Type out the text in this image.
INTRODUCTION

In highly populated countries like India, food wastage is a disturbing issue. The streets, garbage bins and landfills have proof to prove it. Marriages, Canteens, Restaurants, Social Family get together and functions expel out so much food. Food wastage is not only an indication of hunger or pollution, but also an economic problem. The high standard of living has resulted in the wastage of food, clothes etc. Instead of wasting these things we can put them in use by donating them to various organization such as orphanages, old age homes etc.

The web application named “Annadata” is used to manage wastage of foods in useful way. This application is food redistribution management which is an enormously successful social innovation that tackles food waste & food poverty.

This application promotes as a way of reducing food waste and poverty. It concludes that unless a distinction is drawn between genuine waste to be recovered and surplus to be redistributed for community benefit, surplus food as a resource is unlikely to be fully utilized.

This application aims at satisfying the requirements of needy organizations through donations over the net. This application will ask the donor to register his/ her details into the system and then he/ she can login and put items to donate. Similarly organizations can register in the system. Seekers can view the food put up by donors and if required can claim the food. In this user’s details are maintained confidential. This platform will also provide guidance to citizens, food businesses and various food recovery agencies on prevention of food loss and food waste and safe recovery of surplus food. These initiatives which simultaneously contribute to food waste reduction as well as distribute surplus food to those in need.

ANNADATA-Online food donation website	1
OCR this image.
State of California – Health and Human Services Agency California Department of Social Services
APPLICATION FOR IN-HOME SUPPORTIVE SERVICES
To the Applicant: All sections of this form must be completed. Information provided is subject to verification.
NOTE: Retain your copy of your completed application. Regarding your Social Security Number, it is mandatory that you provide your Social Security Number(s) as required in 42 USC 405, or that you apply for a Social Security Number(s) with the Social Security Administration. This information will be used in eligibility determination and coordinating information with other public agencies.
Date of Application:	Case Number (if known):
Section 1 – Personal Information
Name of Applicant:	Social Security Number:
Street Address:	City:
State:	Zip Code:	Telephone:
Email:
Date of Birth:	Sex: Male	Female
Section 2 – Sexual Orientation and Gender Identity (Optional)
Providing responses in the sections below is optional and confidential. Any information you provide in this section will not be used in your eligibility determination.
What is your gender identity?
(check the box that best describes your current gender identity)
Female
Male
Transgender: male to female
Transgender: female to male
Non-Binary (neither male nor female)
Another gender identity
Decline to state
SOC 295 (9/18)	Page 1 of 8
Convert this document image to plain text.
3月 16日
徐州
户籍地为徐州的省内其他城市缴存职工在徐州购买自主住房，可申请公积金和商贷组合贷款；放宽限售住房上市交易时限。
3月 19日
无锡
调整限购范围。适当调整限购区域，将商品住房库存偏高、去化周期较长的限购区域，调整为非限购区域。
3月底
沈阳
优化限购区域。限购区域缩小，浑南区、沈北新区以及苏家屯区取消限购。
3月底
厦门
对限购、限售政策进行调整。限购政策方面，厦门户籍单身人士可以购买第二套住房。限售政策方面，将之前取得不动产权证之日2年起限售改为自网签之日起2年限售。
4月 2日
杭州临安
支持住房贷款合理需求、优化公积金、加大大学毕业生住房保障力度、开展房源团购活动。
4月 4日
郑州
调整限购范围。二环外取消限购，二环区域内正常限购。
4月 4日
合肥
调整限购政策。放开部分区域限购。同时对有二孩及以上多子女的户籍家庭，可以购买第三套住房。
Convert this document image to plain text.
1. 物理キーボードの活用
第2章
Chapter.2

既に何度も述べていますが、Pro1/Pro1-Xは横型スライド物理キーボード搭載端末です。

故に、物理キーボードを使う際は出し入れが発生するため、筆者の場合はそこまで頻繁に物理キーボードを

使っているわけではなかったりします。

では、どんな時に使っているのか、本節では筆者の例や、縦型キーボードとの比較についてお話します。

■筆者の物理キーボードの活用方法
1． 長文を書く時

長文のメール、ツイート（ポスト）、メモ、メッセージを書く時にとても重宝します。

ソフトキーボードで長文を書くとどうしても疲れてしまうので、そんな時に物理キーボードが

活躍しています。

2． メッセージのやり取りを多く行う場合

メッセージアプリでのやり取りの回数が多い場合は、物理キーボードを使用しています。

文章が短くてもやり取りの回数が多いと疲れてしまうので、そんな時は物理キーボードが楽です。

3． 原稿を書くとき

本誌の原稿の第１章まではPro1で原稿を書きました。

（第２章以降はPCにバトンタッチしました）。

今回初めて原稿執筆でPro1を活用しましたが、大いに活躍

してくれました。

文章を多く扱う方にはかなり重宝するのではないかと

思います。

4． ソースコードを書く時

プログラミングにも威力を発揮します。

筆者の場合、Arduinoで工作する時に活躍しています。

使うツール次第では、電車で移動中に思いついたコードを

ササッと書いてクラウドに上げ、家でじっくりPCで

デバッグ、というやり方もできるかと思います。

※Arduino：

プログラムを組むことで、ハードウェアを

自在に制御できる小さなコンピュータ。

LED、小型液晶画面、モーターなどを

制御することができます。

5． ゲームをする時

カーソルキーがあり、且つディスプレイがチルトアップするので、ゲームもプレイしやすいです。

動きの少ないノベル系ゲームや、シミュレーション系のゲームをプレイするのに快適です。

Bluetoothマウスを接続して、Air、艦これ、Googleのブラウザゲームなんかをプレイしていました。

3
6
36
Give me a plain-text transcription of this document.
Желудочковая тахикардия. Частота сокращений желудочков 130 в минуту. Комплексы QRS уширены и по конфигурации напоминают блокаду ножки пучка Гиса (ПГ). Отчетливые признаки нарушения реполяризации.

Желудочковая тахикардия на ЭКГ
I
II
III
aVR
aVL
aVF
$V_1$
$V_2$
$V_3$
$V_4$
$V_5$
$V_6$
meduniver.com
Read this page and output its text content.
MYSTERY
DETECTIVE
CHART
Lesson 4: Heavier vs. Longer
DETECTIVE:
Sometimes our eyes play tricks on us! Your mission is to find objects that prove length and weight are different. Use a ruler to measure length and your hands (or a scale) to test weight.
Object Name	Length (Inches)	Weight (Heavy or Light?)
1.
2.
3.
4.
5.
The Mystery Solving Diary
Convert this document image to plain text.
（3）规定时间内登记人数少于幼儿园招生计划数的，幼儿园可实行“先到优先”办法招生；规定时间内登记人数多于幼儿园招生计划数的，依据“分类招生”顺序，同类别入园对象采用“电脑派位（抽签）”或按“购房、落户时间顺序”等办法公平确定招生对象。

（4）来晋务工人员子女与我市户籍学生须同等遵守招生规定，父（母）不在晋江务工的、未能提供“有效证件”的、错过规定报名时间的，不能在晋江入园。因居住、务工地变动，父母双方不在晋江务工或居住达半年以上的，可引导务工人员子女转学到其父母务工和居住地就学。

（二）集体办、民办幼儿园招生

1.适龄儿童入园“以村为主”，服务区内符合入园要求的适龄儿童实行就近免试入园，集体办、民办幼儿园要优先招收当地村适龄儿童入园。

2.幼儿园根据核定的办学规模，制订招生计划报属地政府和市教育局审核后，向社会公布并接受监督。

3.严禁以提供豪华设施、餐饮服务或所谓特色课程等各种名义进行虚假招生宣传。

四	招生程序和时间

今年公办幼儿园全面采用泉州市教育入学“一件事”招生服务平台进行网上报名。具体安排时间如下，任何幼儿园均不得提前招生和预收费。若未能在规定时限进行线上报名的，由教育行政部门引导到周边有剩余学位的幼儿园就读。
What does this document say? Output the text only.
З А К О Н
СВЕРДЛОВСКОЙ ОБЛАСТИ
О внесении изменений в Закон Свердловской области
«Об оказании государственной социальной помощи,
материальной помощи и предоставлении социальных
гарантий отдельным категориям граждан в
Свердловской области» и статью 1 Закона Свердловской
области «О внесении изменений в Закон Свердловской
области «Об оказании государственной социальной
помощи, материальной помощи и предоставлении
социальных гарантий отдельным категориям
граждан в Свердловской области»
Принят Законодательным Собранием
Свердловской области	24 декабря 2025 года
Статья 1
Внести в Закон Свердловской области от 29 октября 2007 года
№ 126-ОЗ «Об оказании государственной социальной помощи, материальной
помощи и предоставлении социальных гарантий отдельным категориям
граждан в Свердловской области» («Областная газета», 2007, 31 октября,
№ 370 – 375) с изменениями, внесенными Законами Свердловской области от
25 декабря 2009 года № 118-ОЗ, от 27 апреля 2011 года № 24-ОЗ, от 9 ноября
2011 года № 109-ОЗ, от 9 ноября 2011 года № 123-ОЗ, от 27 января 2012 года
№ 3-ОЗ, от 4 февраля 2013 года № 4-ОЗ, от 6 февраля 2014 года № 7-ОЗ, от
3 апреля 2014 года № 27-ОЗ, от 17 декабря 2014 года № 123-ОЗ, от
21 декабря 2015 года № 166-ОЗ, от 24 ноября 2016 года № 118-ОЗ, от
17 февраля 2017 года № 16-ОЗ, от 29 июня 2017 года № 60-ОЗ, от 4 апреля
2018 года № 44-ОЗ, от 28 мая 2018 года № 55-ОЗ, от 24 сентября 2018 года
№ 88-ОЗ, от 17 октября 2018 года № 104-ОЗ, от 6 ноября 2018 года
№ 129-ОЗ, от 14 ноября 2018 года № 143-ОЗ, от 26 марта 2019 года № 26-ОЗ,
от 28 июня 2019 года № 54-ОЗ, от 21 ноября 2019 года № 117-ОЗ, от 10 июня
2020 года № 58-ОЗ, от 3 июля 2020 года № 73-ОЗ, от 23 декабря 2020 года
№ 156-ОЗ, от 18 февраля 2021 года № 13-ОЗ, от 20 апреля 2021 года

_ _ _

* [EXERCISE REQUIREMENTS]
Filter the listing above by the word "тахикардия"; copy each line that passes.

* [EXERCISE SOLUTION]
Желудочковая тахикардия. Частота сокращений желудочков 130 в минуту. Комплексы QRS уширены и по конфигурации напоминают блокаду ножки пучка Гиса (ПГ). Отчетливые признаки нарушения реполяризации.
Желудочковая тахикардия на ЭКГ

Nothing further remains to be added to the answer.